Direction – List every line in this data where the string "What" occurs.

Listing –
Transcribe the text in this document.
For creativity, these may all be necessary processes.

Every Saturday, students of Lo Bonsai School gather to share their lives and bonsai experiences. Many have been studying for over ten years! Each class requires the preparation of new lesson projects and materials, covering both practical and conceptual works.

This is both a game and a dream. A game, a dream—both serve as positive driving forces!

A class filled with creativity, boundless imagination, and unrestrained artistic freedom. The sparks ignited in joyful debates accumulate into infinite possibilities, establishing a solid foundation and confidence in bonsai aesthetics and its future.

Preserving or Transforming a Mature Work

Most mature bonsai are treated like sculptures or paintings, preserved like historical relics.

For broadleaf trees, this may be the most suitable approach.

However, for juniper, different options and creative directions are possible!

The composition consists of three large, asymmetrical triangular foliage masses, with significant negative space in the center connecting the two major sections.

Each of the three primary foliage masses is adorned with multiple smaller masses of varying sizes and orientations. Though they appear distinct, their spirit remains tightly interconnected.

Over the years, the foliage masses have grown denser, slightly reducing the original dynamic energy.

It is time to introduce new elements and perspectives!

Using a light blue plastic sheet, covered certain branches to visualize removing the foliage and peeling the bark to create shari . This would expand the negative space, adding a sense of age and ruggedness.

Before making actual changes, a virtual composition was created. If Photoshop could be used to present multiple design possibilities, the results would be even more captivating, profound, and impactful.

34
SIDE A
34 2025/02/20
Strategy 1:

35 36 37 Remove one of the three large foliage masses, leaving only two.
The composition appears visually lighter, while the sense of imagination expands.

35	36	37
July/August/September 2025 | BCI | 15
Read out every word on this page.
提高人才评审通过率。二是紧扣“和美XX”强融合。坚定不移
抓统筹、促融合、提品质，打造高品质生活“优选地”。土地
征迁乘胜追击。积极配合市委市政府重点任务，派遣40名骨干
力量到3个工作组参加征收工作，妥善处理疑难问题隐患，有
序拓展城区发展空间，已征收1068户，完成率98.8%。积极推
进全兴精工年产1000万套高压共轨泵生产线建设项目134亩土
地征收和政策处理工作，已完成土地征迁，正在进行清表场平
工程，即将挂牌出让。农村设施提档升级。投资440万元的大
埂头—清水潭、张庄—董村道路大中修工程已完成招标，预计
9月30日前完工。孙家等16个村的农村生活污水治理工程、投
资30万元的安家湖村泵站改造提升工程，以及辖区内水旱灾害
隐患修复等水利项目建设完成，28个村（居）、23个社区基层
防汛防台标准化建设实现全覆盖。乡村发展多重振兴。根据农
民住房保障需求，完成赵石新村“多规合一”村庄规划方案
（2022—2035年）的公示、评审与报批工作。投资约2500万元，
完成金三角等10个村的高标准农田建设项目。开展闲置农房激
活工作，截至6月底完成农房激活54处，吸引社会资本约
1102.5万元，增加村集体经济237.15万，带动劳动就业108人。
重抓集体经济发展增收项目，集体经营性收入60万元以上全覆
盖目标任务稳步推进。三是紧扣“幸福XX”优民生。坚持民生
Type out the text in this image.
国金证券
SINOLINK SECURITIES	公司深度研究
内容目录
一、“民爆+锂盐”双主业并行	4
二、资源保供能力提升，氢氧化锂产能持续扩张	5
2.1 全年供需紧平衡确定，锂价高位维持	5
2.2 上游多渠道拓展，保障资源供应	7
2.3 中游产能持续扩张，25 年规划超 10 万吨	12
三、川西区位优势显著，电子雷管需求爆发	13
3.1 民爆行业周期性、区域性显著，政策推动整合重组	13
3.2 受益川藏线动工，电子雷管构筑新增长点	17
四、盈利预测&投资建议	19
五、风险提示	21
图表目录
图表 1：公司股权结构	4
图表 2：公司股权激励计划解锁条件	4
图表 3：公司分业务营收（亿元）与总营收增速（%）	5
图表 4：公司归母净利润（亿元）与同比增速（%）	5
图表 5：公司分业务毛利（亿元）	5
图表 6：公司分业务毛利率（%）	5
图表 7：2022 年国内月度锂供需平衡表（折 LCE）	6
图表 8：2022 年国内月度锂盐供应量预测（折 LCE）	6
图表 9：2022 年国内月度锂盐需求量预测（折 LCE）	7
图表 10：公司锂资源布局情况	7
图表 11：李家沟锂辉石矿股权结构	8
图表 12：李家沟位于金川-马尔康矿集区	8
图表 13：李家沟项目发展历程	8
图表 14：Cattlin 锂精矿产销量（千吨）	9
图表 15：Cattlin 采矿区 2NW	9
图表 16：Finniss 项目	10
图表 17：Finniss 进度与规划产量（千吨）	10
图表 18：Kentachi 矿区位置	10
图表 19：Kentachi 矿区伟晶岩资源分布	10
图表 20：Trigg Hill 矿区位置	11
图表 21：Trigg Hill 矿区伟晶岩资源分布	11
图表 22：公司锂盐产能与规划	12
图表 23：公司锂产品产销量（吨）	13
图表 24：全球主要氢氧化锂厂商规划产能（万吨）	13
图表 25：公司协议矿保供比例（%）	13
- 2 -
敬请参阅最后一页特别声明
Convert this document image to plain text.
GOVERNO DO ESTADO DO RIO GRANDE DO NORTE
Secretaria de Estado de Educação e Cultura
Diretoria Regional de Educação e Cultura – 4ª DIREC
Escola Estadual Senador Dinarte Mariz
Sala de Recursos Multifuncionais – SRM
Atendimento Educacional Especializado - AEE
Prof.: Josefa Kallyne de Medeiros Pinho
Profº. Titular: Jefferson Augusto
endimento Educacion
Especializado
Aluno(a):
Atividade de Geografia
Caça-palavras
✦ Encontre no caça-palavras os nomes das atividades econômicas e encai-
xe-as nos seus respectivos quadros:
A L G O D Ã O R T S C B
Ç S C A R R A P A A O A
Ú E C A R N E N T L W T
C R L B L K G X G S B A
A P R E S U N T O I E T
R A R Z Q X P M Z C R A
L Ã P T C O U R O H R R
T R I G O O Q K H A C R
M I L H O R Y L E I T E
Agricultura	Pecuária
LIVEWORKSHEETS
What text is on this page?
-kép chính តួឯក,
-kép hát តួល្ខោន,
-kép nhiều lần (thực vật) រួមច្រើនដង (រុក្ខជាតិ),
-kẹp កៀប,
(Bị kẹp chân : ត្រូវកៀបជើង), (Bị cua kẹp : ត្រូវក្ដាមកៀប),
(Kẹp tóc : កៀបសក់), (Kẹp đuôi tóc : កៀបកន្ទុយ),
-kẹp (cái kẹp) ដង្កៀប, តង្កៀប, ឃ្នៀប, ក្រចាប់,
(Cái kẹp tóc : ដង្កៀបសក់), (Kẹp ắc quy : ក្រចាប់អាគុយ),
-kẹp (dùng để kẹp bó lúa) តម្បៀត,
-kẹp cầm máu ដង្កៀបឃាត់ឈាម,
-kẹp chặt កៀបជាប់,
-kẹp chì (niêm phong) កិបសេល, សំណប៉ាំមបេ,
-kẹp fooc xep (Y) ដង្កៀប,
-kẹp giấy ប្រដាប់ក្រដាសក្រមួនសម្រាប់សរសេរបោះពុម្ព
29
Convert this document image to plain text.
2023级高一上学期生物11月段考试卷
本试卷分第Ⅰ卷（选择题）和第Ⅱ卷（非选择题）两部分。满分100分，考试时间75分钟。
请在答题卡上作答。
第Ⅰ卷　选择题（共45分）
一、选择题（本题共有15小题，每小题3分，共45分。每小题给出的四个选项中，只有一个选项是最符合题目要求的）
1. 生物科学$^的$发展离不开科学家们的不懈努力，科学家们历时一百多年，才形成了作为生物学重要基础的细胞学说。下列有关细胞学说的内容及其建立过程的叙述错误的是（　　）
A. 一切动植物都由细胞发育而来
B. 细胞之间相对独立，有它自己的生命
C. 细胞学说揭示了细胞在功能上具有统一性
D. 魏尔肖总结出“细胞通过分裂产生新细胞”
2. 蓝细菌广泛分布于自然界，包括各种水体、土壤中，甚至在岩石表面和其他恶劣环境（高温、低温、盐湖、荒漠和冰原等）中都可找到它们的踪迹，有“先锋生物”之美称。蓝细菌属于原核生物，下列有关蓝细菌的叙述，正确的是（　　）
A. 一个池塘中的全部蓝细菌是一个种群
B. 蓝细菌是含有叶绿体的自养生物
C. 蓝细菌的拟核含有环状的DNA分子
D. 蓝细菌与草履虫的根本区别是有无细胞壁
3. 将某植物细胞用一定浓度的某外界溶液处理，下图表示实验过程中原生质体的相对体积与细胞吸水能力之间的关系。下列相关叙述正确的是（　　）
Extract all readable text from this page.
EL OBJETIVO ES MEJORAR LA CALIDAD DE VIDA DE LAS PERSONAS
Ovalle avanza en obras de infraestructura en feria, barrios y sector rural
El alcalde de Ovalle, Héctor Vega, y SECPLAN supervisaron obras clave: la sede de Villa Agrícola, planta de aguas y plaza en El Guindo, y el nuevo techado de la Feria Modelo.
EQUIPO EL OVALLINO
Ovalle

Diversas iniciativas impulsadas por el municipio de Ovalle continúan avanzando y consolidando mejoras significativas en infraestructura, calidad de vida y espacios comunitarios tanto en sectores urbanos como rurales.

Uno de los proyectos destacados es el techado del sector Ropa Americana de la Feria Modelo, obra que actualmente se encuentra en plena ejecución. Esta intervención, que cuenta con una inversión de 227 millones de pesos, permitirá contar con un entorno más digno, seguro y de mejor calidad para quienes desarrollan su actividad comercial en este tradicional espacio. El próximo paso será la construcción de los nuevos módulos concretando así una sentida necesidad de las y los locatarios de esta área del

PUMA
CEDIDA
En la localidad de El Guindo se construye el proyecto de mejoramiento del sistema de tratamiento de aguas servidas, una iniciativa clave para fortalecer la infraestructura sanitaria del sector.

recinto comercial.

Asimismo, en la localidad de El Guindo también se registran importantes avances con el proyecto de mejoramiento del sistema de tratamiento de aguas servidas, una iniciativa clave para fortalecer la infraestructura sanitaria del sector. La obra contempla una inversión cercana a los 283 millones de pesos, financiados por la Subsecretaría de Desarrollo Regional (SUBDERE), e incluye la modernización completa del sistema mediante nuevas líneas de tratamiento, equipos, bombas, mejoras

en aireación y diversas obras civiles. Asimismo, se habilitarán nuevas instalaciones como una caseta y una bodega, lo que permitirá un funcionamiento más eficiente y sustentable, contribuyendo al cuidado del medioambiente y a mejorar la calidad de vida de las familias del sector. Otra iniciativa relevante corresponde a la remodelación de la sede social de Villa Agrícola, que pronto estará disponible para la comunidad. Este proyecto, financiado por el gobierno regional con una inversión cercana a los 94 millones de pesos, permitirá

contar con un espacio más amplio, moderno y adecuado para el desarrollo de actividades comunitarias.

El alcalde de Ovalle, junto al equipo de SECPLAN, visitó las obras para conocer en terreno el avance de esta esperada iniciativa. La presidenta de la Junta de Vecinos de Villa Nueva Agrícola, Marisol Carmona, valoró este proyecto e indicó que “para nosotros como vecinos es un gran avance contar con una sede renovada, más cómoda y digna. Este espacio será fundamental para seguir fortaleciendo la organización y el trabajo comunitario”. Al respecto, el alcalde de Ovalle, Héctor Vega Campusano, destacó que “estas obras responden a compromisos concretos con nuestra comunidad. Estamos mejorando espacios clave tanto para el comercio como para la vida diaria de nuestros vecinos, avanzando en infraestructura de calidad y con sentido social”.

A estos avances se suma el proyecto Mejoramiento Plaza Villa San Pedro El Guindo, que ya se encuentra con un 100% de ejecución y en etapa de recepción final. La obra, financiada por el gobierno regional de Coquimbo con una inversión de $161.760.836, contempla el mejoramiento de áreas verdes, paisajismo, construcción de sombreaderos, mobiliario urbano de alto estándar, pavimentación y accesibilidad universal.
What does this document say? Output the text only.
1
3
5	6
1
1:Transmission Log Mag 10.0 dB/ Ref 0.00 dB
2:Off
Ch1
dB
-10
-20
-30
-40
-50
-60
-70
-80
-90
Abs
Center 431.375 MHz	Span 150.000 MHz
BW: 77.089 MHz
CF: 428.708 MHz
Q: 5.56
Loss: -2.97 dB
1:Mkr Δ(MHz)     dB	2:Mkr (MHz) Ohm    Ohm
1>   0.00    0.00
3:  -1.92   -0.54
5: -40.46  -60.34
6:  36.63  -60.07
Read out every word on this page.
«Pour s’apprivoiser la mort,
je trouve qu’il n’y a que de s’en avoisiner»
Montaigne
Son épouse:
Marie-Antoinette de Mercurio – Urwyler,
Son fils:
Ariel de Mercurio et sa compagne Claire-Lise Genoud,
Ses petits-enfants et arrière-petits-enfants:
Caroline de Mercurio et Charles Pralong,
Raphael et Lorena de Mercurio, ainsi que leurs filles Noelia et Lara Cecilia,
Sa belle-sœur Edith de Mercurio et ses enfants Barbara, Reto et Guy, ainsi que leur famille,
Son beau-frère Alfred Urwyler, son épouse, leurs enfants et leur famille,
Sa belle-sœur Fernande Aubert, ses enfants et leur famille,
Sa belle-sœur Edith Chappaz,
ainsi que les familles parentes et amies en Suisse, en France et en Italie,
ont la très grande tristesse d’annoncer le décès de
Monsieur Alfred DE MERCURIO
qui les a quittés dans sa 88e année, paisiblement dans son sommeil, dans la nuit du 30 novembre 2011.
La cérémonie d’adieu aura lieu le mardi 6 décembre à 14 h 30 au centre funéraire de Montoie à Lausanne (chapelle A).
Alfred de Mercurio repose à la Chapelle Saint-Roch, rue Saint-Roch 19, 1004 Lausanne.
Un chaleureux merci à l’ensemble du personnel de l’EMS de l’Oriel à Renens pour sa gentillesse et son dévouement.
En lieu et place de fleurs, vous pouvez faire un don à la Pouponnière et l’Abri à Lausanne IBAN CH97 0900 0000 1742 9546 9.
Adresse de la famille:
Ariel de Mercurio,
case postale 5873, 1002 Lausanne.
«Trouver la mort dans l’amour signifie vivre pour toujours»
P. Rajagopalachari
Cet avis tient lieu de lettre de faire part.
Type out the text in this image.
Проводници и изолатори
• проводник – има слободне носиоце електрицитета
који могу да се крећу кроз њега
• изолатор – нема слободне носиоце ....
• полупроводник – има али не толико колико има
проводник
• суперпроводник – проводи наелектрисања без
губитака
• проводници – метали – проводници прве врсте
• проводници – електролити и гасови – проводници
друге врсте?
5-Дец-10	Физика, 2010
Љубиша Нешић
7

Result for this exercise –
What text is on this page?
What does this document say? Output the text only.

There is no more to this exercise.